Records excerpted from a collection
* * * * * * * * *

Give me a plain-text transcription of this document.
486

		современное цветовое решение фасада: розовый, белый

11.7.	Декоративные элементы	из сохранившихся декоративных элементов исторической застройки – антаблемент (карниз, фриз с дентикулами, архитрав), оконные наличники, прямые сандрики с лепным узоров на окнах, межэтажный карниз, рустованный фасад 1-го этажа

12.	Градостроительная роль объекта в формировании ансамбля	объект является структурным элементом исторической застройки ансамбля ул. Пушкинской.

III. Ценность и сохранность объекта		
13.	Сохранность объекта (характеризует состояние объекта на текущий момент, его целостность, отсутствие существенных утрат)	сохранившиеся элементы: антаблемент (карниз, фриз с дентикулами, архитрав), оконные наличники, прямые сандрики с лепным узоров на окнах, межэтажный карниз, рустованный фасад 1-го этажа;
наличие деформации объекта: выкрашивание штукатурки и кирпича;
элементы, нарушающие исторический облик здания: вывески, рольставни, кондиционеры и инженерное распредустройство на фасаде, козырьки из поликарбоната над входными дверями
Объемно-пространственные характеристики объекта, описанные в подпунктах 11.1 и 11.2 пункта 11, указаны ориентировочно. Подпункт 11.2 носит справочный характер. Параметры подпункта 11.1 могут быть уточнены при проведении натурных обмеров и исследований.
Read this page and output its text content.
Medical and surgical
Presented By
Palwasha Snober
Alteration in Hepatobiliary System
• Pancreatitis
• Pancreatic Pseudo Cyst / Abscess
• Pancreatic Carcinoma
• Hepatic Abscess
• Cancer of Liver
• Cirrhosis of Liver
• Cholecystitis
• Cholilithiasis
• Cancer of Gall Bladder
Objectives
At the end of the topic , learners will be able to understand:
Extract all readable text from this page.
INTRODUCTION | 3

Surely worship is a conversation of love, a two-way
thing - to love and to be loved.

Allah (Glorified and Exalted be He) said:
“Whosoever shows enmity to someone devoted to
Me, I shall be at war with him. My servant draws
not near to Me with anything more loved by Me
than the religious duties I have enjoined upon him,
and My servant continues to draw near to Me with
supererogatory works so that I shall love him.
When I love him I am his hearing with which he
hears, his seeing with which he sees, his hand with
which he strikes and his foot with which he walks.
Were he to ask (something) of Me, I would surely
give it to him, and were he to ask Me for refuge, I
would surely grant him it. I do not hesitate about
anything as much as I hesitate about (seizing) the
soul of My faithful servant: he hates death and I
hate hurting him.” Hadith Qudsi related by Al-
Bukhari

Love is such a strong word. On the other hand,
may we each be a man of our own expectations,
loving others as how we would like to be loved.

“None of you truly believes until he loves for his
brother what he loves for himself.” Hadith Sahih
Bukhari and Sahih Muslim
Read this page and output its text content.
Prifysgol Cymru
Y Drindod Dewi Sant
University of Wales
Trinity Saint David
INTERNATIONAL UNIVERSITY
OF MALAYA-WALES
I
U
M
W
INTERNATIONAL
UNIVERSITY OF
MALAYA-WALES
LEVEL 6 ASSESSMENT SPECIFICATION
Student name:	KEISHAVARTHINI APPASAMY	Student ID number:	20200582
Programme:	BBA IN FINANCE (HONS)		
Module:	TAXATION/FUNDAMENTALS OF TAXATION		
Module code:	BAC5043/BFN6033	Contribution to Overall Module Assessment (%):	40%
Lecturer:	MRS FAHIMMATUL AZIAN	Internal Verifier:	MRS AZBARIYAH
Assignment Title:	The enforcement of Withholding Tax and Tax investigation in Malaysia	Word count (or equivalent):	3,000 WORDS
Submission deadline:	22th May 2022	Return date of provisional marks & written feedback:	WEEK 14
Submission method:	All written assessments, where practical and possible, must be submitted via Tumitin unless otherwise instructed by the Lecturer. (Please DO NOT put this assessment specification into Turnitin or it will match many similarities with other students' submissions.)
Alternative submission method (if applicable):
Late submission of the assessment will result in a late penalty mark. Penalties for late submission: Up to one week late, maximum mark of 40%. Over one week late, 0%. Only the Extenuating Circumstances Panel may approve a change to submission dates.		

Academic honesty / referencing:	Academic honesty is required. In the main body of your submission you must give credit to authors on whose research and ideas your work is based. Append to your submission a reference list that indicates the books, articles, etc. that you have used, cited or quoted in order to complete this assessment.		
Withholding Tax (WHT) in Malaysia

* * * * * * * * *

Challenge: All of the entries above must be quoted exactly.

Exercise solution:
Give me a plain-text transcription of this document.
486

		современное цветовое решение фасада: розовый, белый

11.7.	Декоративные элементы	из сохранившихся декоративных элементов исторической застройки – антаблемент (карниз, фриз с дентикулами, архитрав), оконные наличники, прямые сандрики с лепным узоров на окнах, межэтажный карниз, рустованный фасад 1-го этажа

12.	Градостроительная роль объекта в формировании ансамбля	объект является структурным элементом исторической застройки ансамбля ул. Пушкинской.

III. Ценность и сохранность объекта		
13.	Сохранность объекта (характеризует состояние объекта на текущий момент, его целостность, отсутствие существенных утрат)	сохранившиеся элементы: антаблемент (карниз, фриз с дентикулами, архитрав), оконные наличники, прямые сандрики с лепным узоров на окнах, межэтажный карниз, рустованный фасад 1-го этажа;
наличие деформации объекта: выкрашивание штукатурки и кирпича;
элементы, нарушающие исторический облик здания: вывески, рольставни, кондиционеры и инженерное распредустройство на фасаде, козырьки из поликарбоната над входными дверями
Объемно-пространственные характеристики объекта, описанные в подпунктах 11.1 и 11.2 пункта 11, указаны ориентировочно. Подпункт 11.2 носит справочный характер. Параметры подпункта 11.1 могут быть уточнены при проведении натурных обмеров и исследований.
Read this page and output its text content.
Medical and surgical
Presented By
Palwasha Snober
Alteration in Hepatobiliary System
• Pancreatitis
• Pancreatic Pseudo Cyst / Abscess
• Pancreatic Carcinoma
• Hepatic Abscess
• Cancer of Liver
• Cirrhosis of Liver
• Cholecystitis
• Cholilithiasis
• Cancer of Gall Bladder
Objectives
At the end of the topic , learners will be able to understand:
Extract all readable text from this page.
INTRODUCTION | 3

Surely worship is a conversation of love, a two-way
thing - to love and to be loved.

Allah (Glorified and Exalted be He) said:
“Whosoever shows enmity to someone devoted to
Me, I shall be at war with him. My servant draws
not near to Me with anything more loved by Me
than the religious duties I have enjoined upon him,
and My servant continues to draw near to Me with
supererogatory works so that I shall love him.
When I love him I am his hearing with which he
hears, his seeing with which he sees, his hand with
which he strikes and his foot with which he walks.
Were he to ask (something) of Me, I would surely
give it to him, and were he to ask Me for refuge, I
would surely grant him it. I do not hesitate about
anything as much as I hesitate about (seizing) the
soul of My faithful servant: he hates death and I
hate hurting him.” Hadith Qudsi related by Al-
Bukhari

Love is such a strong word. On the other hand,
may we each be a man of our own expectations,
loving others as how we would like to be loved.

“None of you truly believes until he loves for his
brother what he loves for himself.” Hadith Sahih
Bukhari and Sahih Muslim
Read this page and output its text content.
Prifysgol Cymru
Y Drindod Dewi Sant
University of Wales
Trinity Saint David
INTERNATIONAL UNIVERSITY
OF MALAYA-WALES
I
U
M
W
INTERNATIONAL
UNIVERSITY OF
MALAYA-WALES
LEVEL 6 ASSESSMENT SPECIFICATION
Student name:	KEISHAVARTHINI APPASAMY	Student ID number:	20200582
Programme:	BBA IN FINANCE (HONS)		
Module:	TAXATION/FUNDAMENTALS OF TAXATION		
Module code:	BAC5043/BFN6033	Contribution to Overall Module Assessment (%):	40%
Lecturer:	MRS FAHIMMATUL AZIAN	Internal Verifier:	MRS AZBARIYAH
Assignment Title:	The enforcement of Withholding Tax and Tax investigation in Malaysia	Word count (or equivalent):	3,000 WORDS
Submission deadline:	22th May 2022	Return date of provisional marks & written feedback:	WEEK 14
Submission method:	All written assessments, where practical and possible, must be submitted via Tumitin unless otherwise instructed by the Lecturer. (Please DO NOT put this assessment specification into Turnitin or it will match many similarities with other students' submissions.)
Alternative submission method (if applicable):
Late submission of the assessment will result in a late penalty mark. Penalties for late submission: Up to one week late, maximum mark of 40%. Over one week late, 0%. Only the Extenuating Circumstances Panel may approve a change to submission dates.		

Academic honesty / referencing:	Academic honesty is required. In the main body of your submission you must give credit to authors on whose research and ideas your work is based. Append to your submission a reference list that indicates the books, articles, etc. that you have used, cited or quoted in order to complete this assessment.		
Withholding Tax (WHT) in Malaysia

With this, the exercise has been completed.